→ Task objective: Find each line with the word "true" and say how many there are, nothing else.

→ Entries shown:
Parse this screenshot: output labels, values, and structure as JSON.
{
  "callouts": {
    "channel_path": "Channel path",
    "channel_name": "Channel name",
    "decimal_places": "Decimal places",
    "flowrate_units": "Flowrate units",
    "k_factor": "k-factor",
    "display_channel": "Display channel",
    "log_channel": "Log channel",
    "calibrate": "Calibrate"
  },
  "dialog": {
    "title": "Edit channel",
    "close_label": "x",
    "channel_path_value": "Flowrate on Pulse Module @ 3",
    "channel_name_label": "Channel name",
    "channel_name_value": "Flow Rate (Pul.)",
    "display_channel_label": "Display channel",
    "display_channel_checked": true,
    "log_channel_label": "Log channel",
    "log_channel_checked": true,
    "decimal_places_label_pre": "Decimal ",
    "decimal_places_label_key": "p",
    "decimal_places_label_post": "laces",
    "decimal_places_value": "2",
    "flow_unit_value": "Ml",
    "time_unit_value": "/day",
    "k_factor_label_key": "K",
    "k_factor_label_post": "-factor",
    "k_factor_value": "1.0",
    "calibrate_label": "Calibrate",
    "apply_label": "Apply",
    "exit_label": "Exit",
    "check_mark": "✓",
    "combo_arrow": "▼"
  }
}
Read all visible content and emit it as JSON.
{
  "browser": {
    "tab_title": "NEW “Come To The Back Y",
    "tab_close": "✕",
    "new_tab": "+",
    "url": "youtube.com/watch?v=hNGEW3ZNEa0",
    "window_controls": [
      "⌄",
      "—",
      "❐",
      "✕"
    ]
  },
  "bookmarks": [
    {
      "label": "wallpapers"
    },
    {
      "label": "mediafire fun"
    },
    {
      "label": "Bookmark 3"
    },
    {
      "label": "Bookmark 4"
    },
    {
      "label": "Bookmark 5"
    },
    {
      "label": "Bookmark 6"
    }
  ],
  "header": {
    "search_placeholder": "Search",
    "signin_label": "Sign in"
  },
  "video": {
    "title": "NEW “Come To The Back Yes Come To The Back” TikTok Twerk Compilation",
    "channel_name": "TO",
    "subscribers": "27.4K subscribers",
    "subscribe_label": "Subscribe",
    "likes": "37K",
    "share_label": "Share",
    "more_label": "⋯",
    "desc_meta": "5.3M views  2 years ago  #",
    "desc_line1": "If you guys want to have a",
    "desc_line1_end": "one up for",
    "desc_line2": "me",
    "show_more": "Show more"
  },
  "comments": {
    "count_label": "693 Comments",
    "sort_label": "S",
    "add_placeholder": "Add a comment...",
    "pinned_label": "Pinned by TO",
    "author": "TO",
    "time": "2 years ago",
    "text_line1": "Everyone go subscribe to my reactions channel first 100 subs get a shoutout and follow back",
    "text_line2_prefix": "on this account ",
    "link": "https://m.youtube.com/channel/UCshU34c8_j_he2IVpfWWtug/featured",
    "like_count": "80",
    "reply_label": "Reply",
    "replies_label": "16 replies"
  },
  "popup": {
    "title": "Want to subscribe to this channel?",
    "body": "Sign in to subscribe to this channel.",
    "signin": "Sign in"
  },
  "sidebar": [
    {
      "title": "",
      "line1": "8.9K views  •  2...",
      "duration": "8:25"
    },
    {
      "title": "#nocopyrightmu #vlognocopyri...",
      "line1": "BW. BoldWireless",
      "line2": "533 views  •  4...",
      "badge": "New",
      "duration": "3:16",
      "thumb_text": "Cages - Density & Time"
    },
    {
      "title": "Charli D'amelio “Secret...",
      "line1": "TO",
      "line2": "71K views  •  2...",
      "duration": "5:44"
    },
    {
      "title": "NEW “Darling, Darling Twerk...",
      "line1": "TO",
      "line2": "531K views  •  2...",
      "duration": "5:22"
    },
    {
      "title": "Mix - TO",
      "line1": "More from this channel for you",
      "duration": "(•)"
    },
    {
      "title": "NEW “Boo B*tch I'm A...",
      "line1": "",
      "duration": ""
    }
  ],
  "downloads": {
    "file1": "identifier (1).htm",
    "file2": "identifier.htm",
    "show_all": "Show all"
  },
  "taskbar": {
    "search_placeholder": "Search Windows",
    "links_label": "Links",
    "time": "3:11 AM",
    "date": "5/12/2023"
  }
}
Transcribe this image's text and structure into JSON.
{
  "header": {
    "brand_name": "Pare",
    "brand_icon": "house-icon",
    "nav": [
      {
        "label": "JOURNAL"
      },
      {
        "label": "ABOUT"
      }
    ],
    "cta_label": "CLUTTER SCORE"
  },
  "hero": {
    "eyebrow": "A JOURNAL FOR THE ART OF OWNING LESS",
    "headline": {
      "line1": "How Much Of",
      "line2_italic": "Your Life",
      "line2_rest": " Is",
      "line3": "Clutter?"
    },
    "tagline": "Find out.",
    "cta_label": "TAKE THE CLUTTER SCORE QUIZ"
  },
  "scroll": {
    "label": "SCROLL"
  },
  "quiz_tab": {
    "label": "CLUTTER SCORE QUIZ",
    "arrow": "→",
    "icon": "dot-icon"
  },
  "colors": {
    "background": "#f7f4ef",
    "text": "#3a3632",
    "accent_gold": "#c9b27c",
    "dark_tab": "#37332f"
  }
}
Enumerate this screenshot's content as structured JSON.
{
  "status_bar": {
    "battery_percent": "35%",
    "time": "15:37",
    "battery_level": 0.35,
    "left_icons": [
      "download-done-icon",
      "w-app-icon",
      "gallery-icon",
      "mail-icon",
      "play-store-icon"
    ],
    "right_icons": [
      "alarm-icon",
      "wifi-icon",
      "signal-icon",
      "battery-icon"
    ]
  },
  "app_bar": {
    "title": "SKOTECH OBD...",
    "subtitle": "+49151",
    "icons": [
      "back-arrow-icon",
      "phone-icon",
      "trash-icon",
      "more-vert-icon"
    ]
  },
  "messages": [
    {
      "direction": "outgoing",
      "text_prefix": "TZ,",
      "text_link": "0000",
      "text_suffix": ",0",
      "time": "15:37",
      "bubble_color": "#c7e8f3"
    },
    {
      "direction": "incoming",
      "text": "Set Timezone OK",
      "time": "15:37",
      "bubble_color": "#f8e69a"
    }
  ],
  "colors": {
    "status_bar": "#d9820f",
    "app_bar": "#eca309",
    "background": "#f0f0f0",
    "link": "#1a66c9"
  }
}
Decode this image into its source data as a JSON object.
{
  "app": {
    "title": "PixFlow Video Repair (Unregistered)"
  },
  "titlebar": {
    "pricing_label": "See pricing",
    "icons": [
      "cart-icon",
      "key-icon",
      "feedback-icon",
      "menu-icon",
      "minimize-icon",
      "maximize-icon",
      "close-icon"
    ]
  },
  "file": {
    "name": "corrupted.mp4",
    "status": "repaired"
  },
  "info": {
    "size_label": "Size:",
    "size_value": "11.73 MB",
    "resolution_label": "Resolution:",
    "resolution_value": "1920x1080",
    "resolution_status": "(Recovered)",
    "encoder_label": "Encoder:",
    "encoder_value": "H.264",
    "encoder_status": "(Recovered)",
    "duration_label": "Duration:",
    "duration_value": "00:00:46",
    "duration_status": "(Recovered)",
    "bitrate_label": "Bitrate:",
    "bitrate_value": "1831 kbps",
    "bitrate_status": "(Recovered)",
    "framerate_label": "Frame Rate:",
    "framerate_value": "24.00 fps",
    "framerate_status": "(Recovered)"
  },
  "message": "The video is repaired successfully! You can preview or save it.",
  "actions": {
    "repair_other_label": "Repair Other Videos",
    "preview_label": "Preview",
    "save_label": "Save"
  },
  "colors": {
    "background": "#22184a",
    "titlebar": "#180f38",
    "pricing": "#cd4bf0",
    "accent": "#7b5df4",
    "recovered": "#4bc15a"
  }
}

→ Task answer: 2